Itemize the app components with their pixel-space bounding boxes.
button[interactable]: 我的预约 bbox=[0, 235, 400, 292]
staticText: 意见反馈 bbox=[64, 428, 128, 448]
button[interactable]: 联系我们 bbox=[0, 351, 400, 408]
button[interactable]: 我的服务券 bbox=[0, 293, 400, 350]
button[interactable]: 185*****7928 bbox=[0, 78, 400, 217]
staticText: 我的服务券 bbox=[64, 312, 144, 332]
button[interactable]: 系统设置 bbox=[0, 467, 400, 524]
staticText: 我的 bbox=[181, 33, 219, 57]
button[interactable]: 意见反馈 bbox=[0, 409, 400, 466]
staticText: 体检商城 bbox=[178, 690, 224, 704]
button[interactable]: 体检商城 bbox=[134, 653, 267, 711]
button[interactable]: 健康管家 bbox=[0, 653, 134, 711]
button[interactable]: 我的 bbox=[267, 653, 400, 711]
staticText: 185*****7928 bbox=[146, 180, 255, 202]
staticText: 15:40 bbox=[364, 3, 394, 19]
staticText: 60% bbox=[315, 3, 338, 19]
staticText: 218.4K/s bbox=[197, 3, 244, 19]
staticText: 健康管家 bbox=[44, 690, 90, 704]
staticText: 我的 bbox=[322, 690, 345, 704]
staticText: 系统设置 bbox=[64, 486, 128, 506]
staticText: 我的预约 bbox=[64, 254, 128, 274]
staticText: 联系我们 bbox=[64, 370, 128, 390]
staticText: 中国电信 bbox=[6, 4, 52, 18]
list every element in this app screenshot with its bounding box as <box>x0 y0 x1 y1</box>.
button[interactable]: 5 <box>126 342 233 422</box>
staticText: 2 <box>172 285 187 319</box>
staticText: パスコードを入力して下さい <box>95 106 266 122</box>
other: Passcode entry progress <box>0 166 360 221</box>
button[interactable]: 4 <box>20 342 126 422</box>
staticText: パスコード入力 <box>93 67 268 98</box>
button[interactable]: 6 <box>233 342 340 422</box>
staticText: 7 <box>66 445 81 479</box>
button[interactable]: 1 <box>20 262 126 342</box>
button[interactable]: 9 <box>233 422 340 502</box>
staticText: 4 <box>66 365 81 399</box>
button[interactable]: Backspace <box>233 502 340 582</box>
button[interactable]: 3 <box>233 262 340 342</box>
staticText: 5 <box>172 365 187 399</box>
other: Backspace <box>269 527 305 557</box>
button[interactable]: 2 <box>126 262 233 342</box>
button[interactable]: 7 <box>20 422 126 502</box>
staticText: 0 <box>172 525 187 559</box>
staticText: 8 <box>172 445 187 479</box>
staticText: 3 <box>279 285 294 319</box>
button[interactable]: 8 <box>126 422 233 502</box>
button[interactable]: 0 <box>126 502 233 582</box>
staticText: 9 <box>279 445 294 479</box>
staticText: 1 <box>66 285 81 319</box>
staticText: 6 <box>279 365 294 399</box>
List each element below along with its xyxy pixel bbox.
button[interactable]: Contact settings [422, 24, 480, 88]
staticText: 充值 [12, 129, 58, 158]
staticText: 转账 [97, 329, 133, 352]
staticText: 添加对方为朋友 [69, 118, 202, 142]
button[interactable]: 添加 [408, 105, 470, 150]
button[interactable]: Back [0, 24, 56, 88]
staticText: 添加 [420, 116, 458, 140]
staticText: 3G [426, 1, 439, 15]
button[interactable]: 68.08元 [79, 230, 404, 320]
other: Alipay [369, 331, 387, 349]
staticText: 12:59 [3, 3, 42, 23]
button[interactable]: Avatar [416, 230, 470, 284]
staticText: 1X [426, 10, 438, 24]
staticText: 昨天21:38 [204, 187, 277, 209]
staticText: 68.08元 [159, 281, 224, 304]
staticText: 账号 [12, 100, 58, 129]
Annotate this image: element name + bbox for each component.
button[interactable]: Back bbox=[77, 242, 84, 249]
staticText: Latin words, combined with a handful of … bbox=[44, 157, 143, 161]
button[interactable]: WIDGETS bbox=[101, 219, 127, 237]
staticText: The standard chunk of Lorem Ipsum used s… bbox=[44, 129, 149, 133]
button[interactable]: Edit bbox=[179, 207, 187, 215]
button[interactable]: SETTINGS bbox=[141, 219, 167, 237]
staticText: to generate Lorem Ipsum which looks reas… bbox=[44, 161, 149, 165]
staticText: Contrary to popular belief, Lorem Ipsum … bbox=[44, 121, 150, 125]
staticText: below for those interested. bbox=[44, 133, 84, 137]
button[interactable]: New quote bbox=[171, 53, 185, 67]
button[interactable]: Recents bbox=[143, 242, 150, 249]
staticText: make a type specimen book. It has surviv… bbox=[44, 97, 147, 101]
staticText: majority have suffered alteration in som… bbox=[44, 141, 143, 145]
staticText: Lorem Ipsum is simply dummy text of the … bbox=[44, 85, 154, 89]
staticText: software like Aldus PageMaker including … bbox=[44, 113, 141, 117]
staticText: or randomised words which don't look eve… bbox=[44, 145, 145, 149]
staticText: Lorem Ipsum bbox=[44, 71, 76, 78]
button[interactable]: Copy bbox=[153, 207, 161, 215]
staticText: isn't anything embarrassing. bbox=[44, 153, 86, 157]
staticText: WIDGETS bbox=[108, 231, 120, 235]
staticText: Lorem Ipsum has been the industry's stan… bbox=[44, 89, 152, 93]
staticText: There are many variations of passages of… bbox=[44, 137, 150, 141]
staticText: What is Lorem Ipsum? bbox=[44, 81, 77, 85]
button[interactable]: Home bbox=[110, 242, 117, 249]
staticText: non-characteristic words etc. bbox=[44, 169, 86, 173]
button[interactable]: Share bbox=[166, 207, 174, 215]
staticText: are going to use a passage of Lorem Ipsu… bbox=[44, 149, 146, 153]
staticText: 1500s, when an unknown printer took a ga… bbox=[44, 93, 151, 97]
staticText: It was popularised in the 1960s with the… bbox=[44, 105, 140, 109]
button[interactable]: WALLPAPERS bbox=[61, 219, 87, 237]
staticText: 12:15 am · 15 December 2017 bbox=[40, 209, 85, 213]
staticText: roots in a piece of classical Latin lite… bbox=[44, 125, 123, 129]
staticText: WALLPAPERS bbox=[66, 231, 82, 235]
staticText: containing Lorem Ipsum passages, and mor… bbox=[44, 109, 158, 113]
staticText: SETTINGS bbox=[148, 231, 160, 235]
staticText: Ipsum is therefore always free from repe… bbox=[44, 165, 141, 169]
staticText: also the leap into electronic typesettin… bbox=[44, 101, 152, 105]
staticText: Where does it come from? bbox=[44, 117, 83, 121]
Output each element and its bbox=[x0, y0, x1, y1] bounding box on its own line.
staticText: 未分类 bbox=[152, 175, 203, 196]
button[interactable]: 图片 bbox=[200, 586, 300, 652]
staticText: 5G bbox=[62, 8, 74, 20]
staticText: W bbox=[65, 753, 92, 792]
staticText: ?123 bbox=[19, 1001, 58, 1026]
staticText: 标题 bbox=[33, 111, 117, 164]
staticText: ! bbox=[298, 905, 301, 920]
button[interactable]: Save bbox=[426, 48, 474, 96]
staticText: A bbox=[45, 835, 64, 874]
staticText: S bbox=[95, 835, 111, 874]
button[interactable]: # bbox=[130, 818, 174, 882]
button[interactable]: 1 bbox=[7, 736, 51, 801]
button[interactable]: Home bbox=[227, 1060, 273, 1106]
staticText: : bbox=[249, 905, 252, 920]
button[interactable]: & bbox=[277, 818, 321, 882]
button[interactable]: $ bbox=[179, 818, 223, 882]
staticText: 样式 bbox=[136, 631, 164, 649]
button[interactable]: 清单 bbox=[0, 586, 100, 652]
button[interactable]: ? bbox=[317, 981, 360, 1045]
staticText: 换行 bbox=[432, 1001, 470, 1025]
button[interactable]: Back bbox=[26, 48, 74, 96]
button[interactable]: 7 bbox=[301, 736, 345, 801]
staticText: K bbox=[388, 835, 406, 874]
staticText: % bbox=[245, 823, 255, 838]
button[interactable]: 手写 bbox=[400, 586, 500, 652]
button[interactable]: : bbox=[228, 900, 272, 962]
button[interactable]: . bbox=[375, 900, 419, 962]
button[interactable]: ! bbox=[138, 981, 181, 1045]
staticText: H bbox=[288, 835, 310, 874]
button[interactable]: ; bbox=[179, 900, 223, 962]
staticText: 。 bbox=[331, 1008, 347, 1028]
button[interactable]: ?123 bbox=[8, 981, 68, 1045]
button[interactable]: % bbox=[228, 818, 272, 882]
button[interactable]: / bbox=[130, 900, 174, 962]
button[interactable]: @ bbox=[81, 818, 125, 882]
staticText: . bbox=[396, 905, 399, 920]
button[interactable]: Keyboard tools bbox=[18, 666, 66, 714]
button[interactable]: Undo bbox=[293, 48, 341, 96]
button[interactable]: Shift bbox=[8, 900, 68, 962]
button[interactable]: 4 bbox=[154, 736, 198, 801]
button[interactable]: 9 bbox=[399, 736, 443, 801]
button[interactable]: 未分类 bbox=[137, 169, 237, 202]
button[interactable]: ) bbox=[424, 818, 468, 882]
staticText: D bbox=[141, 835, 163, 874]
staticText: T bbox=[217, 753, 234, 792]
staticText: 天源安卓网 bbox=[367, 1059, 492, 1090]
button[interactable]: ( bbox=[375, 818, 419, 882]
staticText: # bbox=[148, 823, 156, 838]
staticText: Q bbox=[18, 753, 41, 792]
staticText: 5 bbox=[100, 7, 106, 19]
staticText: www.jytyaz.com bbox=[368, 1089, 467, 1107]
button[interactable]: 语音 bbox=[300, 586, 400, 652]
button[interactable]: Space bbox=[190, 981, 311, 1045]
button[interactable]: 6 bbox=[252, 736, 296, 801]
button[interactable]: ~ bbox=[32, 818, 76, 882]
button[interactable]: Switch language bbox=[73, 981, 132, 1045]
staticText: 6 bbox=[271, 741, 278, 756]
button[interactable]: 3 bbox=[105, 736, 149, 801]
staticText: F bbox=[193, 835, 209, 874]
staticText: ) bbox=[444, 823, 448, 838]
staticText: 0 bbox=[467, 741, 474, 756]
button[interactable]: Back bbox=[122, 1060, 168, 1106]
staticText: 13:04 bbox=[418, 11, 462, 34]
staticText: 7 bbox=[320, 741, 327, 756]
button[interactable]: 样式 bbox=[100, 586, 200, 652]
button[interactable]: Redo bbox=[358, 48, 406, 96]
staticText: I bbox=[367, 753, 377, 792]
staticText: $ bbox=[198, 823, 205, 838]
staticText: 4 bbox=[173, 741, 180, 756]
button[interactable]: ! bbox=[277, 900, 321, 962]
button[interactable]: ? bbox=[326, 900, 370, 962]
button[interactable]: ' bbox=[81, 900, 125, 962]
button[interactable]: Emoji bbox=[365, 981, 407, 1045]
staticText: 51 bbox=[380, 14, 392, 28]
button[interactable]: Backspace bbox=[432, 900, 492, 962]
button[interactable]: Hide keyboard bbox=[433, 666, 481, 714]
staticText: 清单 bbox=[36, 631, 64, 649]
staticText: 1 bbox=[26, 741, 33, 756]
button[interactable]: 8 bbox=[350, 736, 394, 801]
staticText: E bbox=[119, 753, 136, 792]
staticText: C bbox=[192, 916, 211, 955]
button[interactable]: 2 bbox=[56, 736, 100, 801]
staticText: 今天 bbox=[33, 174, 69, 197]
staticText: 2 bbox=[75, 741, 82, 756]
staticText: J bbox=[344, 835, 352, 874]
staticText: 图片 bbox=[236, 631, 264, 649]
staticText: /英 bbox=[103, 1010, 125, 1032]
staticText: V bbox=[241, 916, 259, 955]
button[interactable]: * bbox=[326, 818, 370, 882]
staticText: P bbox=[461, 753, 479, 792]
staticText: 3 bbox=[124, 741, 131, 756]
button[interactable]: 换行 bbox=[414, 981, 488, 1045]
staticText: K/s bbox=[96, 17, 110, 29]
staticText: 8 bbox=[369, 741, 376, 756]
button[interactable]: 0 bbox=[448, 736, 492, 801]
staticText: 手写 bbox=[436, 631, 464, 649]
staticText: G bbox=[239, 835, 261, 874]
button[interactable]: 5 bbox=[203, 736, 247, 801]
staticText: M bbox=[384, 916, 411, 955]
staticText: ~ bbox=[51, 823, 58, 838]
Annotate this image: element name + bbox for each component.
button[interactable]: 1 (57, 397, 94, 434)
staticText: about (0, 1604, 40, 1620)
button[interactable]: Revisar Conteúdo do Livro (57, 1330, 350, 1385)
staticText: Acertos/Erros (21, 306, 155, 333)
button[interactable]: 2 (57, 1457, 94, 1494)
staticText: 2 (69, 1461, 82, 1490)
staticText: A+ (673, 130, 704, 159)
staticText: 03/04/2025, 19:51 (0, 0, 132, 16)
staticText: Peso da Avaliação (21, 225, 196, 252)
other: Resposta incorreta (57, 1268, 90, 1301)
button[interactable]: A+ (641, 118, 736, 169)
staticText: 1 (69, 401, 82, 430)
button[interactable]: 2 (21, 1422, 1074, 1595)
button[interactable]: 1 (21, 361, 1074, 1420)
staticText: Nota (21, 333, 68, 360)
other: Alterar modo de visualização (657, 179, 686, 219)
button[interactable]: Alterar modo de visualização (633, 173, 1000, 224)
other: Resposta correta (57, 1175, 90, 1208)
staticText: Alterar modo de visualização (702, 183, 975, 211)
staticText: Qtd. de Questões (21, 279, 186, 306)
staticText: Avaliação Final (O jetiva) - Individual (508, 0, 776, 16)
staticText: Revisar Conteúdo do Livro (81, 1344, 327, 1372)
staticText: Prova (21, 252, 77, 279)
- - -
■ Given instruction: Copy the rows word for word, from the very first row through the row that contains "staticText: 系统设置 bbox=[64, 486, 128, 506]", with both of those rows included.

■ Answer:
Itemize the app components with their pixel-space bounding boxes.
button[interactable]: 我的预约 bbox=[0, 235, 400, 292]
staticText: 意见反馈 bbox=[64, 428, 128, 448]
button[interactable]: 联系我们 bbox=[0, 351, 400, 408]
button[interactable]: 我的服务券 bbox=[0, 293, 400, 350]
button[interactable]: 185*****7928 bbox=[0, 78, 400, 217]
staticText: 我的服务券 bbox=[64, 312, 144, 332]
button[interactable]: 系统设置 bbox=[0, 467, 400, 524]
staticText: 我的 bbox=[181, 33, 219, 57]
button[interactable]: 意见反馈 bbox=[0, 409, 400, 466]
staticText: 体检商城 bbox=[178, 690, 224, 704]
button[interactable]: 体检商城 bbox=[134, 653, 267, 711]
button[interactable]: 健康管家 bbox=[0, 653, 134, 711]
button[interactable]: 我的 bbox=[267, 653, 400, 711]
staticText: 185*****7928 bbox=[146, 180, 255, 202]
staticText: 15:40 bbox=[364, 3, 394, 19]
staticText: 60% bbox=[315, 3, 338, 19]
staticText: 218.4K/s bbox=[197, 3, 244, 19]
staticText: 健康管家 bbox=[44, 690, 90, 704]
staticText: 我的 bbox=[322, 690, 345, 704]
staticText: 系统设置 bbox=[64, 486, 128, 506]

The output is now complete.